PROBLEM STATEMENT = Copy the items below, putting "piece-base" wherever "piece-backing" appears and leaving everything else unchanged.

▬▬▬▬▬▬▬▬▬▬

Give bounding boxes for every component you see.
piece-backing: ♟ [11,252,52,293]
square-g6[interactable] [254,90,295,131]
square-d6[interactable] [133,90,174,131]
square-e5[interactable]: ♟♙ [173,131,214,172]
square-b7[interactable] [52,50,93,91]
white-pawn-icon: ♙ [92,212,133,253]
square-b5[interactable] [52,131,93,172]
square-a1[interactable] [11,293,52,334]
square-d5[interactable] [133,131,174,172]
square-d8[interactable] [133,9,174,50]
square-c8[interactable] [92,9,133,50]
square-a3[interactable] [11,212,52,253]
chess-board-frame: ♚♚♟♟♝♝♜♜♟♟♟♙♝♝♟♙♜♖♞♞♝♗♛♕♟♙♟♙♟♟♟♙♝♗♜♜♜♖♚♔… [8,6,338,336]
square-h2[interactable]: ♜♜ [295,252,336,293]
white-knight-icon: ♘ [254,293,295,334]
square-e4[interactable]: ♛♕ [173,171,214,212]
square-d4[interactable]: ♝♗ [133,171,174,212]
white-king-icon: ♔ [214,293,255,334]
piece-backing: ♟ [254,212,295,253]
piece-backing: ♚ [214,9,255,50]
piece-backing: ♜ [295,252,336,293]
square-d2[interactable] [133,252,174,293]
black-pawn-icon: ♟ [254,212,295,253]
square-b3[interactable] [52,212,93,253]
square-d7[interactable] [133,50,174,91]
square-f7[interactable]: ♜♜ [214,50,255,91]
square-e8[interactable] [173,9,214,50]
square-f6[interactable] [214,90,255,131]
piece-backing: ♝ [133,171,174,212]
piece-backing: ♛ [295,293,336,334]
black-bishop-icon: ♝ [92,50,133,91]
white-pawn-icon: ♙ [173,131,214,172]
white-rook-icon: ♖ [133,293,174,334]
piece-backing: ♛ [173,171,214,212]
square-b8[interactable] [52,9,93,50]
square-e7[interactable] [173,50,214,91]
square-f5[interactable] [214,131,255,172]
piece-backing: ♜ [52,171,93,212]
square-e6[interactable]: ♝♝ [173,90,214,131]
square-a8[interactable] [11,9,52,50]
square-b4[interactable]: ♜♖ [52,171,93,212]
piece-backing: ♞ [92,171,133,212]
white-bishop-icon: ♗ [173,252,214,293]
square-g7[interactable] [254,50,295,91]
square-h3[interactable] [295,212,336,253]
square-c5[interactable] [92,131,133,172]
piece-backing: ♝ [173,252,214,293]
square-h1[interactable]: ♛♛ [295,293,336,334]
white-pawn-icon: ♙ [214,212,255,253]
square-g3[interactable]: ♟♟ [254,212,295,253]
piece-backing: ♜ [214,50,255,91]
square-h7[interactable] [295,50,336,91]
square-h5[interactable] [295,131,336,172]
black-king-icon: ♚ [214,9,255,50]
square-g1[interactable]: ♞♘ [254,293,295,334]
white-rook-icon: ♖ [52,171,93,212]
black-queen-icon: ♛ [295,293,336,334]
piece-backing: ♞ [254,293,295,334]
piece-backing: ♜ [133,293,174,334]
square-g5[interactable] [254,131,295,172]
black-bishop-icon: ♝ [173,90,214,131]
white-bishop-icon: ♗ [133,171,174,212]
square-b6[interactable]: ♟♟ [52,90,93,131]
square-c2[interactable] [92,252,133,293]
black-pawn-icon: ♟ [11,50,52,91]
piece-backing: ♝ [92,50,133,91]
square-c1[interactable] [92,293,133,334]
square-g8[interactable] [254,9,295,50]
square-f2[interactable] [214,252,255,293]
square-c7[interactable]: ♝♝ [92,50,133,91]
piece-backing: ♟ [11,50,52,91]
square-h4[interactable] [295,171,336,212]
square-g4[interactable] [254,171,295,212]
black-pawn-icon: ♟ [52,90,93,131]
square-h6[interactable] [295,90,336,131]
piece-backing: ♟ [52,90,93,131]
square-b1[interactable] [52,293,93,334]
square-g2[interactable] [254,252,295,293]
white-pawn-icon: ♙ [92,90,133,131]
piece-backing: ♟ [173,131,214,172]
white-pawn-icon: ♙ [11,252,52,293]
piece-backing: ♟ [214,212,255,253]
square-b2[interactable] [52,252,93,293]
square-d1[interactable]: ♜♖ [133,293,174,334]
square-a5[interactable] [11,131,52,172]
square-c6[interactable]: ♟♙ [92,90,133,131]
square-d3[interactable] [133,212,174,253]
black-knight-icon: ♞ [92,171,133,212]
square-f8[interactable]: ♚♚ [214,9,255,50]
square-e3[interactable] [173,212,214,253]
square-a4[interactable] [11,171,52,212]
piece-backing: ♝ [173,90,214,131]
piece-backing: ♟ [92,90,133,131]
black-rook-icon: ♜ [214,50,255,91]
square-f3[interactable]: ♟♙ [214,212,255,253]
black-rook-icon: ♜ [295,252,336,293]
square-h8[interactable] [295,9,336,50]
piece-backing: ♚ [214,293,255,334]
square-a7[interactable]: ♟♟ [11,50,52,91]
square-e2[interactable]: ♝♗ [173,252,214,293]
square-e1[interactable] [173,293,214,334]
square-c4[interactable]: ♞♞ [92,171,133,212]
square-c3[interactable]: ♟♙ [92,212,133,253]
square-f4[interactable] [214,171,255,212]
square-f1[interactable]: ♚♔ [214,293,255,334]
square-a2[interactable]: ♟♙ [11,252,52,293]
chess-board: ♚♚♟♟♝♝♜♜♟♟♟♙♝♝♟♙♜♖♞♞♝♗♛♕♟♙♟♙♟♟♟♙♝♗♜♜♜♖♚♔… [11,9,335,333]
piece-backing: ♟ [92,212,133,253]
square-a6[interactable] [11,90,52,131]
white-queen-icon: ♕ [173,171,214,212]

▬▬▬▬▬▬▬▬▬▬

SOLUTION BELOW =
Give bounding boxes for every component you see.
piece-base: ♟ [11,252,52,293]
square-g6[interactable] [254,90,295,131]
square-d6[interactable] [133,90,174,131]
square-e5[interactable]: ♟♙ [173,131,214,172]
square-b7[interactable] [52,50,93,91]
white-pawn-icon: ♙ [92,212,133,253]
square-b5[interactable] [52,131,93,172]
square-a1[interactable] [11,293,52,334]
square-d5[interactable] [133,131,174,172]
square-d8[interactable] [133,9,174,50]
square-c8[interactable] [92,9,133,50]
square-a3[interactable] [11,212,52,253]
chess-board-frame: ♚♚♟♟♝♝♜♜♟♟♟♙♝♝♟♙♜♖♞♞♝♗♛♕♟♙♟♙♟♟♟♙♝♗♜♜♜♖♚♔… [8,6,338,336]
square-h2[interactable]: ♜♜ [295,252,336,293]
white-knight-icon: ♘ [254,293,295,334]
square-e4[interactable]: ♛♕ [173,171,214,212]
square-d4[interactable]: ♝♗ [133,171,174,212]
white-king-icon: ♔ [214,293,255,334]
piece-base: ♟ [254,212,295,253]
piece-base: ♚ [214,9,255,50]
piece-base: ♜ [295,252,336,293]
square-d2[interactable] [133,252,174,293]
black-pawn-icon: ♟ [254,212,295,253]
square-b3[interactable] [52,212,93,253]
square-d7[interactable] [133,50,174,91]
square-f7[interactable]: ♜♜ [214,50,255,91]
square-e8[interactable] [173,9,214,50]
square-f6[interactable] [214,90,255,131]
piece-base: ♝ [133,171,174,212]
piece-base: ♛ [295,293,336,334]
black-bishop-icon: ♝ [92,50,133,91]
white-pawn-icon: ♙ [173,131,214,172]
white-rook-icon: ♖ [133,293,174,334]
piece-base: ♛ [173,171,214,212]
square-b8[interactable] [52,9,93,50]
square-e7[interactable] [173,50,214,91]
square-f5[interactable] [214,131,255,172]
piece-base: ♜ [52,171,93,212]
square-e6[interactable]: ♝♝ [173,90,214,131]
square-a8[interactable] [11,9,52,50]
square-b4[interactable]: ♜♖ [52,171,93,212]
piece-base: ♞ [92,171,133,212]
white-bishop-icon: ♗ [173,252,214,293]
square-g7[interactable] [254,50,295,91]
square-h3[interactable] [295,212,336,253]
square-c5[interactable] [92,131,133,172]
piece-base: ♝ [173,252,214,293]
square-h1[interactable]: ♛♛ [295,293,336,334]
white-pawn-icon: ♙ [214,212,255,253]
square-g3[interactable]: ♟♟ [254,212,295,253]
piece-base: ♜ [214,50,255,91]
square-h7[interactable] [295,50,336,91]
square-h5[interactable] [295,131,336,172]
black-king-icon: ♚ [214,9,255,50]
square-g1[interactable]: ♞♘ [254,293,295,334]
white-rook-icon: ♖ [52,171,93,212]
black-queen-icon: ♛ [295,293,336,334]
piece-base: ♞ [254,293,295,334]
piece-base: ♜ [133,293,174,334]
square-g5[interactable] [254,131,295,172]
black-bishop-icon: ♝ [173,90,214,131]
white-bishop-icon: ♗ [133,171,174,212]
square-b6[interactable]: ♟♟ [52,90,93,131]
square-c2[interactable] [92,252,133,293]
black-pawn-icon: ♟ [11,50,52,91]
piece-base: ♝ [92,50,133,91]
square-c1[interactable] [92,293,133,334]
square-g8[interactable] [254,9,295,50]
square-f2[interactable] [214,252,255,293]
square-c7[interactable]: ♝♝ [92,50,133,91]
piece-base: ♟ [11,50,52,91]
square-h4[interactable] [295,171,336,212]
square-g4[interactable] [254,171,295,212]
black-pawn-icon: ♟ [52,90,93,131]
square-h6[interactable] [295,90,336,131]
piece-base: ♟ [52,90,93,131]
square-b1[interactable] [52,293,93,334]
square-g2[interactable] [254,252,295,293]
white-pawn-icon: ♙ [92,90,133,131]
piece-base: ♟ [173,131,214,172]
white-pawn-icon: ♙ [11,252,52,293]
piece-base: ♟ [214,212,255,253]
square-b2[interactable] [52,252,93,293]
square-d1[interactable]: ♜♖ [133,293,174,334]
square-a5[interactable] [11,131,52,172]
square-c6[interactable]: ♟♙ [92,90,133,131]
square-d3[interactable] [133,212,174,253]
black-knight-icon: ♞ [92,171,133,212]
square-f8[interactable]: ♚♚ [214,9,255,50]
square-e3[interactable] [173,212,214,253]
square-a4[interactable] [11,171,52,212]
piece-base: ♝ [173,90,214,131]
piece-base: ♟ [92,90,133,131]
black-rook-icon: ♜ [214,50,255,91]
square-f3[interactable]: ♟♙ [214,212,255,253]
black-rook-icon: ♜ [295,252,336,293]
square-h8[interactable] [295,9,336,50]
piece-base: ♚ [214,293,255,334]
square-a7[interactable]: ♟♟ [11,50,52,91]
square-e2[interactable]: ♝♗ [173,252,214,293]
square-e1[interactable] [173,293,214,334]
square-c4[interactable]: ♞♞ [92,171,133,212]
square-c3[interactable]: ♟♙ [92,212,133,253]
square-f4[interactable] [214,171,255,212]
square-f1[interactable]: ♚♔ [214,293,255,334]
square-a2[interactable]: ♟♙ [11,252,52,293]
chess-board: ♚♚♟♟♝♝♜♜♟♟♟♙♝♝♟♙♜♖♞♞♝♗♛♕♟♙♟♙♟♟♟♙♝♗♜♜♜♖♚♔… [11,9,335,333]
piece-base: ♟ [92,212,133,253]
square-a6[interactable] [11,90,52,131]
white-queen-icon: ♕ [173,171,214,212]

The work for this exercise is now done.